_What the task asks_
Lift out each line of the data that holds "adapter".

Dataset items:
☆ ☆ ☆ ☆ ☆ ☆ ☆

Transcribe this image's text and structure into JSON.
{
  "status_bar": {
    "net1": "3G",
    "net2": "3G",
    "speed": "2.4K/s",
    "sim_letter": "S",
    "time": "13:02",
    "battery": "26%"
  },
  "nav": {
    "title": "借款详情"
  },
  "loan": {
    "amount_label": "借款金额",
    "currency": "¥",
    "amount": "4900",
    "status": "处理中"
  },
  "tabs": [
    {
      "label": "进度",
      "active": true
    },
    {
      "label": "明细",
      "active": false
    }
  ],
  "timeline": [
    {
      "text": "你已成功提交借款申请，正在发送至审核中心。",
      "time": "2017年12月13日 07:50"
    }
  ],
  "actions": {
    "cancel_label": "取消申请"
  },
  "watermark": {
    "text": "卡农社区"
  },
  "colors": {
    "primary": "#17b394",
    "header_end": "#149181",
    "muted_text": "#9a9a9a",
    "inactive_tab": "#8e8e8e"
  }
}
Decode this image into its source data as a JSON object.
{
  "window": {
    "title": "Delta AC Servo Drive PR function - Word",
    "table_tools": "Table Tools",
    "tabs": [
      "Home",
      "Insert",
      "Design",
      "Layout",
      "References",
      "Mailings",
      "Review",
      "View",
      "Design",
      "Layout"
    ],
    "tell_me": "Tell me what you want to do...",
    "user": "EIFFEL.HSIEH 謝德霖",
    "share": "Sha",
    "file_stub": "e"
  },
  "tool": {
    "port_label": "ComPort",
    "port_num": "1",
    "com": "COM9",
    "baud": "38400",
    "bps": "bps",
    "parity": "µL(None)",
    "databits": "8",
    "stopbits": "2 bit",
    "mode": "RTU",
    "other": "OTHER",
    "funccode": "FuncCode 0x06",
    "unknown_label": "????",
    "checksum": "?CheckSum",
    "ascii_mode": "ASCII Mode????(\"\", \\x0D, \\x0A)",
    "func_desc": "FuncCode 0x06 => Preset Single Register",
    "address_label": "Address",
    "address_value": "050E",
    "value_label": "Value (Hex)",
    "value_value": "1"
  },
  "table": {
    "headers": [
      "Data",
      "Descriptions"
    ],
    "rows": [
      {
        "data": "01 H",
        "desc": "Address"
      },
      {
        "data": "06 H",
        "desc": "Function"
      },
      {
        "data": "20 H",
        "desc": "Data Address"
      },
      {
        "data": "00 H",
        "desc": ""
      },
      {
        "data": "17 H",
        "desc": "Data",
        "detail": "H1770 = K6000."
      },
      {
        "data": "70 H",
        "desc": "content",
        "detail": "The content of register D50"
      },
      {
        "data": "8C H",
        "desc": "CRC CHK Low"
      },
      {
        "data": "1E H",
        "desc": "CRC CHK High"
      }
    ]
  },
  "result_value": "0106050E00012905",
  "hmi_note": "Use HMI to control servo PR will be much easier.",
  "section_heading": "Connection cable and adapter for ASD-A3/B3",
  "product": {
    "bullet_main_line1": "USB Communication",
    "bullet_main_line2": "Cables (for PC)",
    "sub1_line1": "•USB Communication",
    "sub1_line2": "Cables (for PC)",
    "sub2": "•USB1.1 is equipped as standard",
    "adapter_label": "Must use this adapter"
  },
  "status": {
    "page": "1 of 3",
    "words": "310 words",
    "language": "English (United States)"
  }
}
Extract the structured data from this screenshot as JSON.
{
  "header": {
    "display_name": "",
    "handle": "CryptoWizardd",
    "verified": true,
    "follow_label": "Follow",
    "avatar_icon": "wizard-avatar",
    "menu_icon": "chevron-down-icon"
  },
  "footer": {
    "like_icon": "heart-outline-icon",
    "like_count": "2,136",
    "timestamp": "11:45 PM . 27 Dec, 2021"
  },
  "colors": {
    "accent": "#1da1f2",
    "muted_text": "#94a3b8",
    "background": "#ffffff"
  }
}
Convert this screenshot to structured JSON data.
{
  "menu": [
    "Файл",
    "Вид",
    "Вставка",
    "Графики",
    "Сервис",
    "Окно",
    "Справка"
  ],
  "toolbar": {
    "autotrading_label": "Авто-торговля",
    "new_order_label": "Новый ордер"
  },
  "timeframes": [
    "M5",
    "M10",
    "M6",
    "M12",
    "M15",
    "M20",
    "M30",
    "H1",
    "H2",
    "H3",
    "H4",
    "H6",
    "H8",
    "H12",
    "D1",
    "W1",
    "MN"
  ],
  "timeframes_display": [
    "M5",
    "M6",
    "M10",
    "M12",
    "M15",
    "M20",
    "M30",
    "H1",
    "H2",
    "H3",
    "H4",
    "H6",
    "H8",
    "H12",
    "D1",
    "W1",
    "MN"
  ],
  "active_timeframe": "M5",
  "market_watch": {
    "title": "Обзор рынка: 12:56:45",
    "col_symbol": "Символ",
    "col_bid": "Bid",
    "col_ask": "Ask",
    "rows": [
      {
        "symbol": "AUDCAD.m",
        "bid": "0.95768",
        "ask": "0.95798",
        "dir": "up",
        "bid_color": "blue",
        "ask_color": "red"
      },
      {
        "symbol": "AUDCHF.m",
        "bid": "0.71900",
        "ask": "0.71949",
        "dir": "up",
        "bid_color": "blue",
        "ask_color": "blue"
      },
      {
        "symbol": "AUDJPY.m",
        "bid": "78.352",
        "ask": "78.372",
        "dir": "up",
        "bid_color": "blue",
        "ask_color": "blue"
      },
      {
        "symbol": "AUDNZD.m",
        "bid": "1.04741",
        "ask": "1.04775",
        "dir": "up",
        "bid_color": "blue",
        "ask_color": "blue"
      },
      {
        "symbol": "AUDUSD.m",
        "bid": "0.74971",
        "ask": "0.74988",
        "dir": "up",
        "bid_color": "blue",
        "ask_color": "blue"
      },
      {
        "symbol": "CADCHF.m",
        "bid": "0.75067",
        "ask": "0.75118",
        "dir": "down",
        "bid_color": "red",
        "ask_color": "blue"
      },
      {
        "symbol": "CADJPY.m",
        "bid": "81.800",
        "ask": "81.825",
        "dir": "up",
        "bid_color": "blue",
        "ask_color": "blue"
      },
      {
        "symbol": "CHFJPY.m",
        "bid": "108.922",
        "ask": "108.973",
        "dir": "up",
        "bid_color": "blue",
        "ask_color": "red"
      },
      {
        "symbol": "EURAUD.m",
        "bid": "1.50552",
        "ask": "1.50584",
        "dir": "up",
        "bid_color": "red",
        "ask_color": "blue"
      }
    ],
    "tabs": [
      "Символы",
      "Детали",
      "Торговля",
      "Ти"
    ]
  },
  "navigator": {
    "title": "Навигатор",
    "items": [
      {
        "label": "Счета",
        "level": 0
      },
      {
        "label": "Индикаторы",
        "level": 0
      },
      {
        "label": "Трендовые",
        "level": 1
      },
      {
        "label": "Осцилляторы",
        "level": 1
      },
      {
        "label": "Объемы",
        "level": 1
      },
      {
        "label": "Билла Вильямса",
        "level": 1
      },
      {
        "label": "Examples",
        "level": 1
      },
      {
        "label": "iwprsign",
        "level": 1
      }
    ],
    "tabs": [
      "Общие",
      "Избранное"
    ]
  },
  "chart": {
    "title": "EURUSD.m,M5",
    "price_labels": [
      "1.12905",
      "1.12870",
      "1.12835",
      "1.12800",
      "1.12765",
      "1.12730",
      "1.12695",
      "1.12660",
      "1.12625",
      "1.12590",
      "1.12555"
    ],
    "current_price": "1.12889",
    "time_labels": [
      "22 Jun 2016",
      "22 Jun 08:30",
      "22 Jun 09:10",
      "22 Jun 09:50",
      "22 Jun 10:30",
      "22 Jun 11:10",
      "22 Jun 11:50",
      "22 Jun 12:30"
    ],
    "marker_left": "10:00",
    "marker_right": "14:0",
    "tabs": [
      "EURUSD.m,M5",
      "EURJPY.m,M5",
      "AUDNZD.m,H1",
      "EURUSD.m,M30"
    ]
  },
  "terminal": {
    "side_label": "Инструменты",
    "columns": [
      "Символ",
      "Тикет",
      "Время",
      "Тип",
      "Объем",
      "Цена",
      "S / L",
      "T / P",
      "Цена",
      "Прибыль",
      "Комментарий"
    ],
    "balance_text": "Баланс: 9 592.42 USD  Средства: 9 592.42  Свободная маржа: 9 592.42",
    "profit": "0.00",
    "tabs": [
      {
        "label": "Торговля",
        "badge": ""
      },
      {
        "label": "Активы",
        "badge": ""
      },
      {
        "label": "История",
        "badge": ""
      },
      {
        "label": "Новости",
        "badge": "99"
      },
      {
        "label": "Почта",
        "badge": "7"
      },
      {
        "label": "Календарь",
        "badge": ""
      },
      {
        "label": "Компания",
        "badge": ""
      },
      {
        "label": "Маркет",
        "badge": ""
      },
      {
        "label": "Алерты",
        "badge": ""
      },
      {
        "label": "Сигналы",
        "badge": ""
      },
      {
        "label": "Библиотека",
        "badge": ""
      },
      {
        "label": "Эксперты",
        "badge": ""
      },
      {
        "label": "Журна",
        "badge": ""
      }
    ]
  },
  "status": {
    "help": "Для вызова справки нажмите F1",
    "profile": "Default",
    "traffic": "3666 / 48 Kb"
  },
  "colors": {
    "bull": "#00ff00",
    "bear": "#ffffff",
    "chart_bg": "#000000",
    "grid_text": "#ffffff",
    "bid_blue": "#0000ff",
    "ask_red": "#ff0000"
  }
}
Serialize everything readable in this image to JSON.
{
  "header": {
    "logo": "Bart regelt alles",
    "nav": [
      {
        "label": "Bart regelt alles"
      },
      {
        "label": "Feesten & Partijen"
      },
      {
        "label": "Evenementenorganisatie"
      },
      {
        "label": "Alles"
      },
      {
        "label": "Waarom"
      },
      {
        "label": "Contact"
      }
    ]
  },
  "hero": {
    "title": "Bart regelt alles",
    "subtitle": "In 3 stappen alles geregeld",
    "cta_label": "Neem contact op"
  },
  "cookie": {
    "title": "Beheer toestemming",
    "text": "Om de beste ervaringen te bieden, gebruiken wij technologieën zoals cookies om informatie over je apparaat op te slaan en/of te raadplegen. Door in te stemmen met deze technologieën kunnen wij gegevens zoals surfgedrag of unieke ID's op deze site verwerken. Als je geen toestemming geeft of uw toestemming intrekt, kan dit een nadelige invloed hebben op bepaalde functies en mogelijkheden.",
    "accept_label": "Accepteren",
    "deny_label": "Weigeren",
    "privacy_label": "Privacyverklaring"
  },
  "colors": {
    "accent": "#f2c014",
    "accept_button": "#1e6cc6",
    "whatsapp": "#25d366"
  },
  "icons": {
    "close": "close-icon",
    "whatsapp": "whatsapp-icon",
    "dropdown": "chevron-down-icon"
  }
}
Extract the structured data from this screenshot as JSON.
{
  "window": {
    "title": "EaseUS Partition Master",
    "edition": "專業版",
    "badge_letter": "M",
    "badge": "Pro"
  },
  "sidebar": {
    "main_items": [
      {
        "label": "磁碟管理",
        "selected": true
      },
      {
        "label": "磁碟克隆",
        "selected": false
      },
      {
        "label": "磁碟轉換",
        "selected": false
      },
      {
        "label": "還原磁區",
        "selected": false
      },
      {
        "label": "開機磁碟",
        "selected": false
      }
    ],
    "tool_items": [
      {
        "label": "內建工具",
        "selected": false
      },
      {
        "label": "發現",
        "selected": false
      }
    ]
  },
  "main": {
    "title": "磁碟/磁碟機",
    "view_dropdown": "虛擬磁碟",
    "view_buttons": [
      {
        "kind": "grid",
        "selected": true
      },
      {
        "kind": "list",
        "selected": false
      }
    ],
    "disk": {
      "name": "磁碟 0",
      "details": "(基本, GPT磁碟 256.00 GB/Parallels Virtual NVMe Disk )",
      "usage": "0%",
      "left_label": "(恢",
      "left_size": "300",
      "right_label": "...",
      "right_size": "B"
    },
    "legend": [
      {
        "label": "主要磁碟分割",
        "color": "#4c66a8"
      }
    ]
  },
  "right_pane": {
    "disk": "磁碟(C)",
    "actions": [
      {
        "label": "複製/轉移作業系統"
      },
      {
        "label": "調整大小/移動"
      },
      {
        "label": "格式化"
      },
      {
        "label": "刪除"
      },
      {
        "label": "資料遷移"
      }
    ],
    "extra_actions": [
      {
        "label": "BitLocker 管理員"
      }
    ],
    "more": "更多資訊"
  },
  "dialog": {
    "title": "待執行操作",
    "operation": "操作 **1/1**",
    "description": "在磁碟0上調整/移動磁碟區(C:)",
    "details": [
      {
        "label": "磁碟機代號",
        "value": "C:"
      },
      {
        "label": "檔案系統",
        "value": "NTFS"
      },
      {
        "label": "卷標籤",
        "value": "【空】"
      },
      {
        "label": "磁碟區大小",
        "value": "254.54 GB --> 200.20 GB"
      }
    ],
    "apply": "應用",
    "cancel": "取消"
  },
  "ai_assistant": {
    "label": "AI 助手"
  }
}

☆ ☆ ☆ ☆ ☆ ☆ ☆

_Finished exercise_
  "section_heading": "Connection cable and adapter for ASD-A3/B3",
    "adapter_label": "Must use this adapter"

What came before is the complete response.